Data entries
## START
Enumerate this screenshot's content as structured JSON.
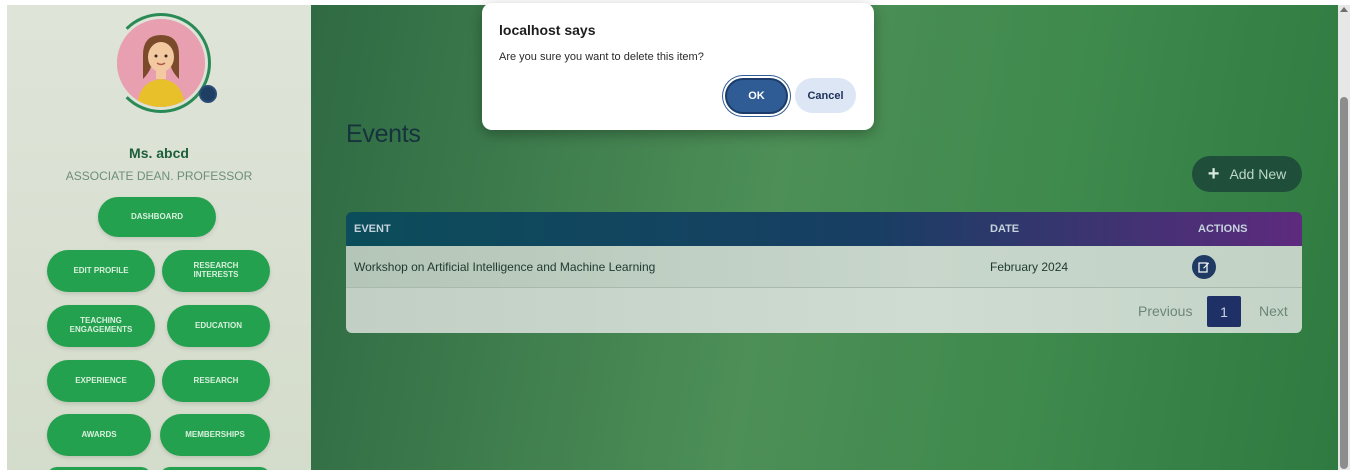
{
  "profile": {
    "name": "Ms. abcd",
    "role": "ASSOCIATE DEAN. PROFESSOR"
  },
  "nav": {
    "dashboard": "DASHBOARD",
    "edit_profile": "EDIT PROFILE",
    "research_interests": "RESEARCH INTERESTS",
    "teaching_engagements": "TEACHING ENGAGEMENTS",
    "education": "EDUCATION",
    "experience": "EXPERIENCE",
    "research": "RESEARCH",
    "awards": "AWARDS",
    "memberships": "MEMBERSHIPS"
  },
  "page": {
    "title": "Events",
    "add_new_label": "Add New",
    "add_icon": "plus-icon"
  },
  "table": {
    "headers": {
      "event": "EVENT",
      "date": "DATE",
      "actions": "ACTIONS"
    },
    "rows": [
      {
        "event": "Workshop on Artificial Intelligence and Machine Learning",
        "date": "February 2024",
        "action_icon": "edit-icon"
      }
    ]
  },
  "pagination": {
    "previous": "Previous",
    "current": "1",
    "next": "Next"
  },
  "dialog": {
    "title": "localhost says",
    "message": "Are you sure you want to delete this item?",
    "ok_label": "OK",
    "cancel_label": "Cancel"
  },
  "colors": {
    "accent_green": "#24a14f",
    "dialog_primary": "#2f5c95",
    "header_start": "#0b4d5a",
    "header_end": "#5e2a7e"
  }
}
## END
## START
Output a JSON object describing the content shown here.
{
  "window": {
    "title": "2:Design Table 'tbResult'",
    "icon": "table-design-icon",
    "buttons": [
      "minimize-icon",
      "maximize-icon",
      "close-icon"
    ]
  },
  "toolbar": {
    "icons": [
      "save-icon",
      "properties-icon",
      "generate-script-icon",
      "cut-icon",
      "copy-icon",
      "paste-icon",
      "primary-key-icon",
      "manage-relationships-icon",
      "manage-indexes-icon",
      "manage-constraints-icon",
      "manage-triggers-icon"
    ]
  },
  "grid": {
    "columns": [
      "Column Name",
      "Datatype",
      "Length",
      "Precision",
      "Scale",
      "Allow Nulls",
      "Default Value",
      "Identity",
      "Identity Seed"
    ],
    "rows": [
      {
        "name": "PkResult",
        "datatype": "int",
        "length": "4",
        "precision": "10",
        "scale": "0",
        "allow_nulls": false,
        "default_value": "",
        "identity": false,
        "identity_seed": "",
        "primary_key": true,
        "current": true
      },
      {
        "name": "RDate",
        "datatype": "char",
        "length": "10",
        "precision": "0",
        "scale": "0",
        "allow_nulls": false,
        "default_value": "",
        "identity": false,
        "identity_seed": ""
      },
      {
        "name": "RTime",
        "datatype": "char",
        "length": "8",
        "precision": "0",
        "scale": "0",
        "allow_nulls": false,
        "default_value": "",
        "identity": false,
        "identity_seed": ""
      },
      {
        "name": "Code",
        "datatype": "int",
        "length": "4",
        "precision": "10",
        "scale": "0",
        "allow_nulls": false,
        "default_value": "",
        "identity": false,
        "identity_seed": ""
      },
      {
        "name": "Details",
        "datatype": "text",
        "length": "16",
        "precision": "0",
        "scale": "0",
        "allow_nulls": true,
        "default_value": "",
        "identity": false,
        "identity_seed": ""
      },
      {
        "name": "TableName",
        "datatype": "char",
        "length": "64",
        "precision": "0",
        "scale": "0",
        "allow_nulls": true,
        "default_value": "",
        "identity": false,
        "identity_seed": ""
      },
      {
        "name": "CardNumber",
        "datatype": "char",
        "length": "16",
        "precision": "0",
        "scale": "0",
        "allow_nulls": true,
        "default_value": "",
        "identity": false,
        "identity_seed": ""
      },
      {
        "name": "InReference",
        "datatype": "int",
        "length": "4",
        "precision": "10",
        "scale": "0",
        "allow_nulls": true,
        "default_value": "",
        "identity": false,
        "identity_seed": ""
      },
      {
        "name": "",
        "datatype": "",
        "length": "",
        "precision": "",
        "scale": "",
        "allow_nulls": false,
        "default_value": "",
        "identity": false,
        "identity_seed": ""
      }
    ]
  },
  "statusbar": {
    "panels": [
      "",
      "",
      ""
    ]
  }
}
## END
**WHAT YOU WILL DO:** Tally how many lines of the material contain the word "JSON". The answer must be the number and nothing else.

**COMPLETED TASK:** 2